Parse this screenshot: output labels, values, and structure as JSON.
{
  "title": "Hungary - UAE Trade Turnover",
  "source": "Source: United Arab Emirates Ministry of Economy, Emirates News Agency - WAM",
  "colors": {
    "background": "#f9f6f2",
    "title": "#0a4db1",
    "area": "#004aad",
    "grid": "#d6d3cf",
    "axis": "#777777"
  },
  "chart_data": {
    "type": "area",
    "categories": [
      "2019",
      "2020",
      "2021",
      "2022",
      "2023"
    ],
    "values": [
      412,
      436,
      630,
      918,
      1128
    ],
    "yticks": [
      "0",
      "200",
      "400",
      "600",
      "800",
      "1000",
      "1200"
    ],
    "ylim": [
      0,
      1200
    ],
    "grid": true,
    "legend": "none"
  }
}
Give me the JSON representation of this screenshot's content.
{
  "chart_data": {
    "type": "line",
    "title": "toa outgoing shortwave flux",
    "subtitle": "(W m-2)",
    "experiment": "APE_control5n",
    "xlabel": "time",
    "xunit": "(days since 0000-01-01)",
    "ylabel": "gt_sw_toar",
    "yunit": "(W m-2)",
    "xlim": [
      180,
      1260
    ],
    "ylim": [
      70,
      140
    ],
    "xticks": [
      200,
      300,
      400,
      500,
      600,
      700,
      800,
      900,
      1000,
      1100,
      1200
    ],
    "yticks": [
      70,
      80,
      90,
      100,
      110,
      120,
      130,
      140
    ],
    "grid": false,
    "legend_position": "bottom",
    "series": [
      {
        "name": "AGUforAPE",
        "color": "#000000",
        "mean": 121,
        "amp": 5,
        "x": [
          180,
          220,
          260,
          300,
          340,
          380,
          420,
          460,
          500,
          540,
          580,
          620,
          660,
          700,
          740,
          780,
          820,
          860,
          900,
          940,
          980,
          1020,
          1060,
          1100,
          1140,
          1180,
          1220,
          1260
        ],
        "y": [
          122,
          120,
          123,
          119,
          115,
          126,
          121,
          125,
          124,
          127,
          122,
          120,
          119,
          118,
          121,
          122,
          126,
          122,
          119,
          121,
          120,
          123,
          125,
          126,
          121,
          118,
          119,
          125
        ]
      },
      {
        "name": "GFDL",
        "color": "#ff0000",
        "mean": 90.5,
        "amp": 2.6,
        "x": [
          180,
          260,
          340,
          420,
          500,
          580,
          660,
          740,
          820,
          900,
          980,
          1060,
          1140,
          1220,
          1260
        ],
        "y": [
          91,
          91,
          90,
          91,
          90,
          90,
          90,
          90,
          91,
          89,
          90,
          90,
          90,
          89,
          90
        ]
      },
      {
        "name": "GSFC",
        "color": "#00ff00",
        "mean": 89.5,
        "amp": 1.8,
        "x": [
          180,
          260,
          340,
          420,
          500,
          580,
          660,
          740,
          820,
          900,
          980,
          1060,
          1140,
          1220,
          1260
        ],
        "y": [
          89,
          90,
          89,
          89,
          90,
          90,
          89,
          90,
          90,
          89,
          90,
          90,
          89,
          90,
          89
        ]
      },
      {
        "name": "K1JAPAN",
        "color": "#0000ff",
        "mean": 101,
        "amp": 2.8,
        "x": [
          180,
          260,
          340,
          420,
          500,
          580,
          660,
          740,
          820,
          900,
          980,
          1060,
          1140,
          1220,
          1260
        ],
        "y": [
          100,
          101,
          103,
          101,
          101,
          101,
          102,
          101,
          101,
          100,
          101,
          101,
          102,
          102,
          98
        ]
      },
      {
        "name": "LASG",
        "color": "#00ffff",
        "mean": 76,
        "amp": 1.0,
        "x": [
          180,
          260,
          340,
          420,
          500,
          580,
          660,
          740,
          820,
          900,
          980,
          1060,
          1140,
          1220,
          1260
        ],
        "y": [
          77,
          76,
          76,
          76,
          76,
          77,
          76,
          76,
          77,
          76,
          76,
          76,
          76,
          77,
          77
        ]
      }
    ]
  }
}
################
> [WORK TO BE COMPLETED]:
Using the listing above, return all lines where the word "this" occurs.

> [EXERCISE OUTPUT]:
Parse this screenshot: output labels, values, and structure as JSON.
Give me the JSON representation of this screenshot's content.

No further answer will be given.